-- begin Input --
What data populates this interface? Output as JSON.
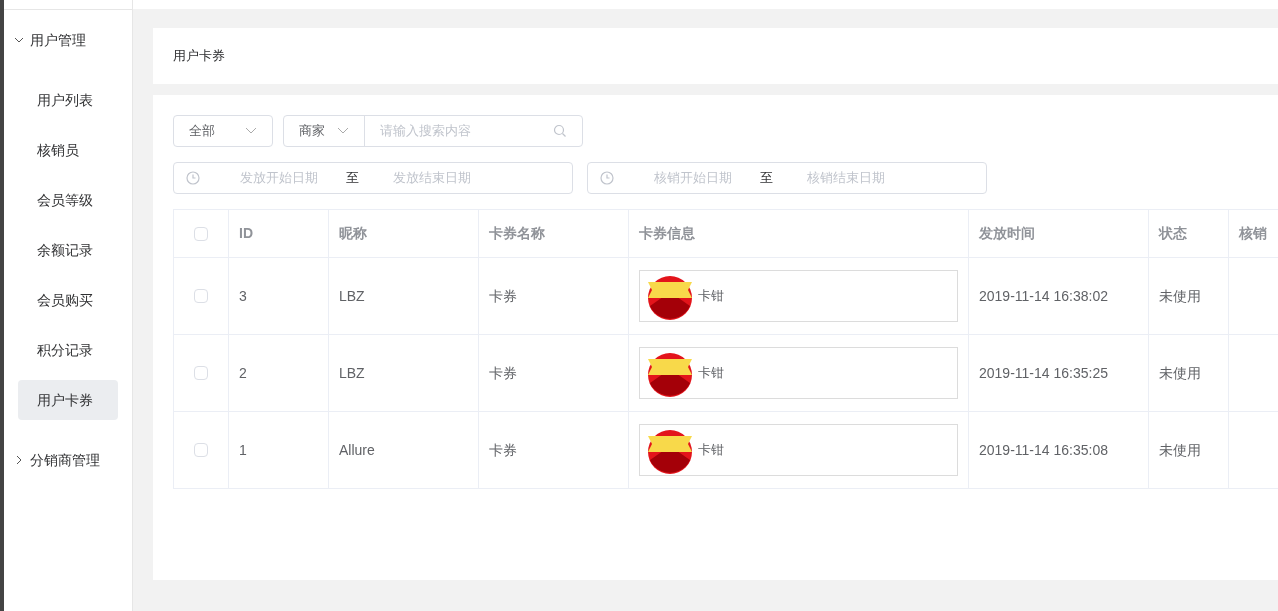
{
  "sidebar": {
    "groups": [
      {
        "label": "用户管理",
        "expanded": true,
        "items": [
          {
            "label": "用户列表",
            "selected": false
          },
          {
            "label": "核销员",
            "selected": false
          },
          {
            "label": "会员等级",
            "selected": false
          },
          {
            "label": "余额记录",
            "selected": false
          },
          {
            "label": "会员购买",
            "selected": false
          },
          {
            "label": "积分记录",
            "selected": false
          },
          {
            "label": "用户卡券",
            "selected": true
          }
        ]
      },
      {
        "label": "分销商管理",
        "expanded": false
      }
    ]
  },
  "page_title": "用户卡券",
  "filters": {
    "status_select": "全部",
    "search_type": "商家",
    "search_placeholder": "请输入搜索内容",
    "issue_range": {
      "start_placeholder": "发放开始日期",
      "separator": "至",
      "end_placeholder": "发放结束日期"
    },
    "redeem_range": {
      "start_placeholder": "核销开始日期",
      "separator": "至",
      "end_placeholder": "核销结束日期"
    }
  },
  "table": {
    "select_all_checked": false,
    "columns": [
      "ID",
      "昵称",
      "卡券名称",
      "卡券信息",
      "发放时间",
      "状态",
      "核销"
    ],
    "rows": [
      {
        "checked": false,
        "id": "3",
        "nickname": "LBZ",
        "coupon_name": "卡券",
        "coupon_info": "卡钳",
        "issued": "2019-11-14 16:38:02",
        "status": "未使用"
      },
      {
        "checked": false,
        "id": "2",
        "nickname": "LBZ",
        "coupon_name": "卡券",
        "coupon_info": "卡钳",
        "issued": "2019-11-14 16:35:25",
        "status": "未使用"
      },
      {
        "checked": false,
        "id": "1",
        "nickname": "Allure",
        "coupon_name": "卡券",
        "coupon_info": "卡钳",
        "issued": "2019-11-14 16:35:08",
        "status": "未使用"
      }
    ]
  }
}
-- end Input --
What is being asked ->
Write out the records above once more, word for word, with no pictures.

Exercise result ->
What data populates this interface? Output as JSON.
{
  "sidebar": {
    "groups": [
      {
        "label": "用户管理",
        "expanded": true,
        "items": [
          {
            "label": "用户列表",
            "selected": false
          },
          {
            "label": "核销员",
            "selected": false
          },
          {
            "label": "会员等级",
            "selected": false
          },
          {
            "label": "余额记录",
            "selected": false
          },
          {
            "label": "会员购买",
            "selected": false
          },
          {
            "label": "积分记录",
            "selected": false
          },
          {
            "label": "用户卡券",
            "selected": true
          }
        ]
      },
      {
        "label": "分销商管理",
        "expanded": false
      }
    ]
  },
  "page_title": "用户卡券",
  "filters": {
    "status_select": "全部",
    "search_type": "商家",
    "search_placeholder": "请输入搜索内容",
    "issue_range": {
      "start_placeholder": "发放开始日期",
      "separator": "至",
      "end_placeholder": "发放结束日期"
    },
    "redeem_range": {
      "start_placeholder": "核销开始日期",
      "separator": "至",
      "end_placeholder": "核销结束日期"
    }
  },
  "table": {
    "select_all_checked": false,
    "columns": [
      "ID",
      "昵称",
      "卡券名称",
      "卡券信息",
      "发放时间",
      "状态",
      "核销"
    ],
    "rows": [
      {
        "checked": false,
        "id": "3",
        "nickname": "LBZ",
        "coupon_name": "卡券",
        "coupon_info": "卡钳",
        "issued": "2019-11-14 16:38:02",
        "status": "未使用"
      },
      {
        "checked": false,
        "id": "2",
        "nickname": "LBZ",
        "coupon_name": "卡券",
        "coupon_info": "卡钳",
        "issued": "2019-11-14 16:35:25",
        "status": "未使用"
      },
      {
        "checked": false,
        "id": "1",
        "nickname": "Allure",
        "coupon_name": "卡券",
        "coupon_info": "卡钳",
        "issued": "2019-11-14 16:35:08",
        "status": "未使用"
      }
    ]
  }
}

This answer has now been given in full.